Supplied data:
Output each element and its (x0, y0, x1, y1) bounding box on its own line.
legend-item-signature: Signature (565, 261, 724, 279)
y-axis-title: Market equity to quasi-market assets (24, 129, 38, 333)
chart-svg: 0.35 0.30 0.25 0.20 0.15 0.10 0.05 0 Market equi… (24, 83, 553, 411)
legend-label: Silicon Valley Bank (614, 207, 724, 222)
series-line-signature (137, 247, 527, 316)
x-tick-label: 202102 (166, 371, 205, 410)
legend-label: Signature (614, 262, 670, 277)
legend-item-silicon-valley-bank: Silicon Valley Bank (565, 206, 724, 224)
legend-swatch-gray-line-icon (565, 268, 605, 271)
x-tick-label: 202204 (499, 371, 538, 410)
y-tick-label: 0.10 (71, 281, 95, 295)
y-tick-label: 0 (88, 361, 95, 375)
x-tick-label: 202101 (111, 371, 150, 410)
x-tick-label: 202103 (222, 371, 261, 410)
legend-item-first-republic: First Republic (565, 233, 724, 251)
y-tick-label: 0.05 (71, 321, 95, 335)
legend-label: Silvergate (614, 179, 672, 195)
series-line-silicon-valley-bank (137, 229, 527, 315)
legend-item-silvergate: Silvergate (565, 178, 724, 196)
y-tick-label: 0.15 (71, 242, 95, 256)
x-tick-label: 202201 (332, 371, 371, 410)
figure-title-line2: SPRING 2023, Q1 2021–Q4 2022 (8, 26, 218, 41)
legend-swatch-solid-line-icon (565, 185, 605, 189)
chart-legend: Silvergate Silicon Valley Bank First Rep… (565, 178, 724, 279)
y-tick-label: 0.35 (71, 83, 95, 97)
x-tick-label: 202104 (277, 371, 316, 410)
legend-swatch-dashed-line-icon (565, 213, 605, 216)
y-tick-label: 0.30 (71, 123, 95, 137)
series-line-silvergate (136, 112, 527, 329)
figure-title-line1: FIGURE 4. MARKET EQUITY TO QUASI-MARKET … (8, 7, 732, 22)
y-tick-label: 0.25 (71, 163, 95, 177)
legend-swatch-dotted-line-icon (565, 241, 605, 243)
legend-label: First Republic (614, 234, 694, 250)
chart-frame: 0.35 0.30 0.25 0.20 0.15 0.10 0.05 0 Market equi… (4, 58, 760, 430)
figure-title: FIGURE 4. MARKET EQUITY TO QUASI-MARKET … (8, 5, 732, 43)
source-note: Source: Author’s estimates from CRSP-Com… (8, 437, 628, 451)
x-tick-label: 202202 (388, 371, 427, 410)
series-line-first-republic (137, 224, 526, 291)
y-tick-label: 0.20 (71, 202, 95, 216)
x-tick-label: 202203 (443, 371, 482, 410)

What is expected:
Format the data above as a JSON array of strings, one string per line, omitting any blank lines.

Expected answer:
[
  "Output each element and its (x0, y0, x1, y1) bounding box on its own line.",
  "legend-item-signature: Signature (565, 261, 724, 279)",
  "y-axis-title: Market equity to quasi-market assets (24, 129, 38, 333)",
  "chart-svg: 0.35 0.30 0.25 0.20 0.15 0.10 0.05 0 Market equi… (24, 83, 553, 411)",
  "legend-label: Silicon Valley Bank (614, 207, 724, 222)",
  "series-line-signature (137, 247, 527, 316)",
  "x-tick-label: 202102 (166, 371, 205, 410)",
  "legend-label: Signature (614, 262, 670, 277)",
  "legend-item-silicon-valley-bank: Silicon Valley Bank (565, 206, 724, 224)",
  "legend-swatch-gray-line-icon (565, 268, 605, 271)",
  "x-tick-label: 202204 (499, 371, 538, 410)",
  "y-tick-label: 0.10 (71, 281, 95, 295)",
  "y-tick-label: 0 (88, 361, 95, 375)",
  "x-tick-label: 202101 (111, 371, 150, 410)",
  "x-tick-label: 202103 (222, 371, 261, 410)",
  "legend-item-first-republic: First Republic (565, 233, 724, 251)",
  "y-tick-label: 0.05 (71, 321, 95, 335)",
  "legend-label: Silvergate (614, 179, 672, 195)",
  "series-line-silicon-valley-bank (137, 229, 527, 315)",
  "legend-item-silvergate: Silvergate (565, 178, 724, 196)",
  "y-tick-label: 0.15 (71, 242, 95, 256)",
  "x-tick-label: 202201 (332, 371, 371, 410)",
  "figure-title-line2: SPRING 2023, Q1 2021–Q4 2022 (8, 26, 218, 41)",
  "legend-swatch-solid-line-icon (565, 185, 605, 189)",
  "chart-legend: Silvergate Silicon Valley Bank First Rep… (565, 178, 724, 279)",
  "y-tick-label: 0.35 (71, 83, 95, 97)",
  "x-tick-label: 202104 (277, 371, 316, 410)",
  "legend-swatch-dashed-line-icon (565, 213, 605, 216)",
  "y-tick-label: 0.30 (71, 123, 95, 137)",
  "series-line-silvergate (136, 112, 527, 329)",
  "figure-title-line1: FIGURE 4. MARKET EQUITY TO QUASI-MARKET … (8, 7, 732, 22)",
  "y-tick-label: 0.25 (71, 163, 95, 177)",
  "legend-swatch-dotted-line-icon (565, 241, 605, 243)",
  "legend-label: First Republic (614, 234, 694, 250)",
  "chart-frame: 0.35 0.30 0.25 0.20 0.15 0.10 0.05 0 Market equi… (4, 58, 760, 430)",
  "figure-title: FIGURE 4. MARKET EQUITY TO QUASI-MARKET … (8, 5, 732, 43)",
  "source-note: Source: Author’s estimates from CRSP-Com… (8, 437, 628, 451)",
  "x-tick-label: 202202 (388, 371, 427, 410)",
  "series-line-first-republic (137, 224, 526, 291)",
  "y-tick-label: 0.20 (71, 202, 95, 216)",
  "x-tick-label: 202203 (443, 371, 482, 410)"
]